• Records shown:
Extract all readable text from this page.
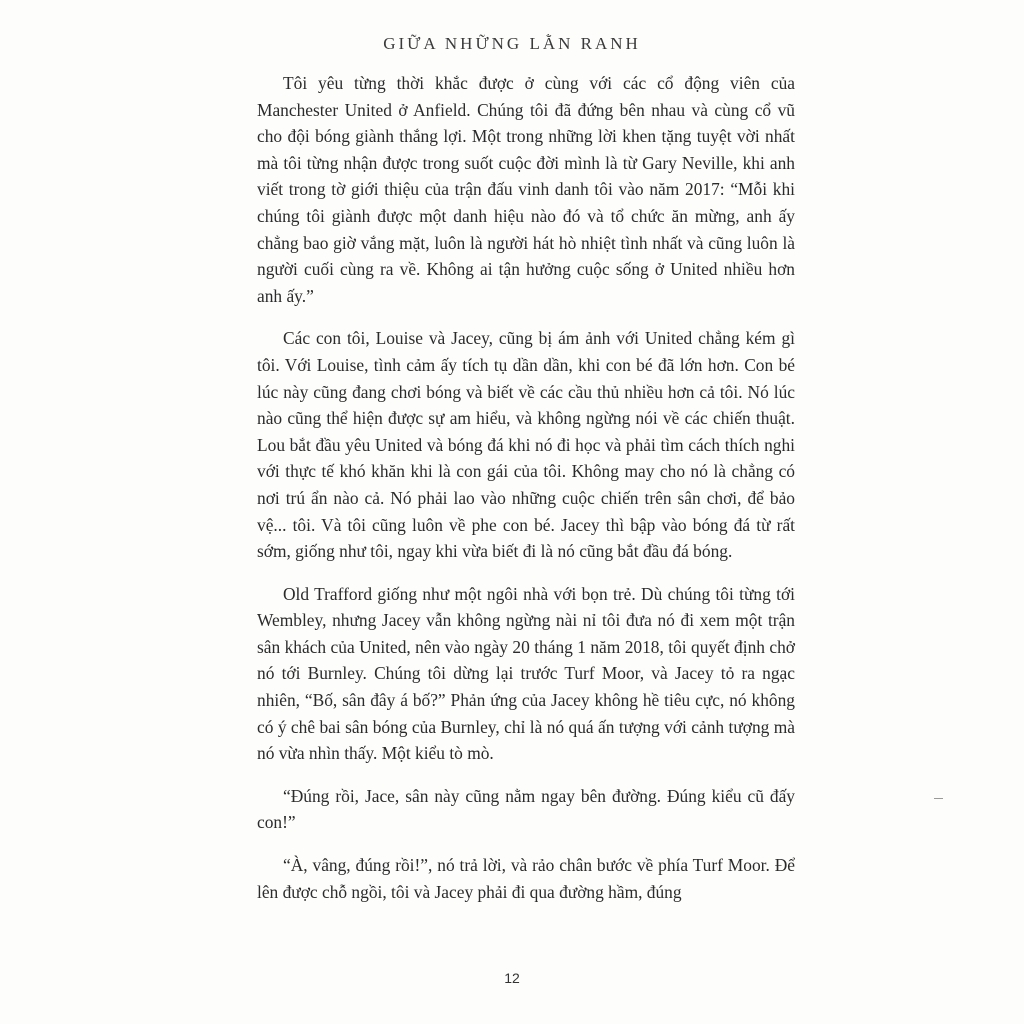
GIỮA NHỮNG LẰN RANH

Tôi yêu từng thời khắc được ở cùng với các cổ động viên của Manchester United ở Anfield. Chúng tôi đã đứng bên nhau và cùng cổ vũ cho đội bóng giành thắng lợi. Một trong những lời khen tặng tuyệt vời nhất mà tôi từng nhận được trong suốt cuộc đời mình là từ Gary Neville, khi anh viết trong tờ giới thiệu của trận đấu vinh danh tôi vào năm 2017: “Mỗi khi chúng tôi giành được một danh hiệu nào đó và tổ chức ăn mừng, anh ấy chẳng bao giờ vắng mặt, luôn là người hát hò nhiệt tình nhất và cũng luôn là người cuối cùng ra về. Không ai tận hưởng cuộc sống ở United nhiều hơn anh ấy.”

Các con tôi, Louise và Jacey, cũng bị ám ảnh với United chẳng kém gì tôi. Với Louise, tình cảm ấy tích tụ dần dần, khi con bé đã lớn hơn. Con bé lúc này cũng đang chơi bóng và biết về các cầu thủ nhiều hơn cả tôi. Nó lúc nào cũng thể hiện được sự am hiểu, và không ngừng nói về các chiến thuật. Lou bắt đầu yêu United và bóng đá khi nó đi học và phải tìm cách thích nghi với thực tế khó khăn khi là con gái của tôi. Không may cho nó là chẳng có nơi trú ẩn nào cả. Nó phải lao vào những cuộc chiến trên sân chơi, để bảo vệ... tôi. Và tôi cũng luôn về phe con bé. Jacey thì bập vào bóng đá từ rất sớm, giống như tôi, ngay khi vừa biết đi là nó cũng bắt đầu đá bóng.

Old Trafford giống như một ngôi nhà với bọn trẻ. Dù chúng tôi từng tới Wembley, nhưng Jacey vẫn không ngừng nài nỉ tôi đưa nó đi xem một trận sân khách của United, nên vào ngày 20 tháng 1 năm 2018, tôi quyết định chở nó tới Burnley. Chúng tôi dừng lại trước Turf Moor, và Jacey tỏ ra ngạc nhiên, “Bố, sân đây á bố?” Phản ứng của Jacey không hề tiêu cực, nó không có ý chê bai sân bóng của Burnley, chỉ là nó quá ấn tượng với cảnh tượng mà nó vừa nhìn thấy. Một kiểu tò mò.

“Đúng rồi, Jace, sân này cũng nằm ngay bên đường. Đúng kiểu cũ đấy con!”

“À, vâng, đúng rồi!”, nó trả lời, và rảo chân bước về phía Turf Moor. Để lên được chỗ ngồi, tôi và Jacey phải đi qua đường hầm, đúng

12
* * *
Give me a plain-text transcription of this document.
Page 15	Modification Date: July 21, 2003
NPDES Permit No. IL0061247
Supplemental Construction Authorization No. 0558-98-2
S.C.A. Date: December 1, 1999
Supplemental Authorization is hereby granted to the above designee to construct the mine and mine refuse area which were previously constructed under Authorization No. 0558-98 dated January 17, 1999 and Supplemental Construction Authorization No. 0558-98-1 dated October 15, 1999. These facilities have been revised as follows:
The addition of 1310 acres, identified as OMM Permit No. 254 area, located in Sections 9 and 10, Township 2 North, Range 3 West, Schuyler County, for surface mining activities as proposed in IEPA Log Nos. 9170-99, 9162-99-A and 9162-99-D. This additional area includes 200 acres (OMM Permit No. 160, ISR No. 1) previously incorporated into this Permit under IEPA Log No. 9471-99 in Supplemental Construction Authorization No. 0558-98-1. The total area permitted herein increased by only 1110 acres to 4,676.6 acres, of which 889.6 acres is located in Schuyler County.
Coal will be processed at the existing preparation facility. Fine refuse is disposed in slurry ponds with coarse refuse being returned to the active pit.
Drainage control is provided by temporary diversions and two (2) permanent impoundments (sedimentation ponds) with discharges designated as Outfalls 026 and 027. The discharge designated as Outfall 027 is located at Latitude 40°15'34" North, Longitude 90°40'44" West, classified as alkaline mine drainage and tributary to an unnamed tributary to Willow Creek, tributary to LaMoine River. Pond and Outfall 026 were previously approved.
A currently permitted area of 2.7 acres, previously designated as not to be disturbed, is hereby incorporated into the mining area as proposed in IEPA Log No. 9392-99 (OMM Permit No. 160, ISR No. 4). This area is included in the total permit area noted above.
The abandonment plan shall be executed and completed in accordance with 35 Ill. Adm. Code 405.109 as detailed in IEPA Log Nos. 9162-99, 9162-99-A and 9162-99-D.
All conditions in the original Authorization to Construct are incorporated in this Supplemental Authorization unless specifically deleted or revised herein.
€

• Aim:
From the listing above, copy every line that holds the string "kiểu".

• Answer below:
Old Trafford giống như một ngôi nhà với bọn trẻ. Dù chúng tôi từng tới Wembley, nhưng Jacey vẫn không ngừng nài nỉ tôi đưa nó đi xem một trận sân khách của United, nên vào ngày 20 tháng 1 năm 2018, tôi quyết định chở nó tới Burnley. Chúng tôi dừng lại trước Turf Moor, và Jacey tỏ ra ngạc nhiên, “Bố, sân đây á bố?” Phản ứng của Jacey không hề tiêu cực, nó không có ý chê bai sân bóng của Burnley, chỉ là nó quá ấn tượng với cảnh tượng mà nó vừa nhìn thấy. Một kiểu tò mò.
“Đúng rồi, Jace, sân này cũng nằm ngay bên đường. Đúng kiểu cũ đấy con!”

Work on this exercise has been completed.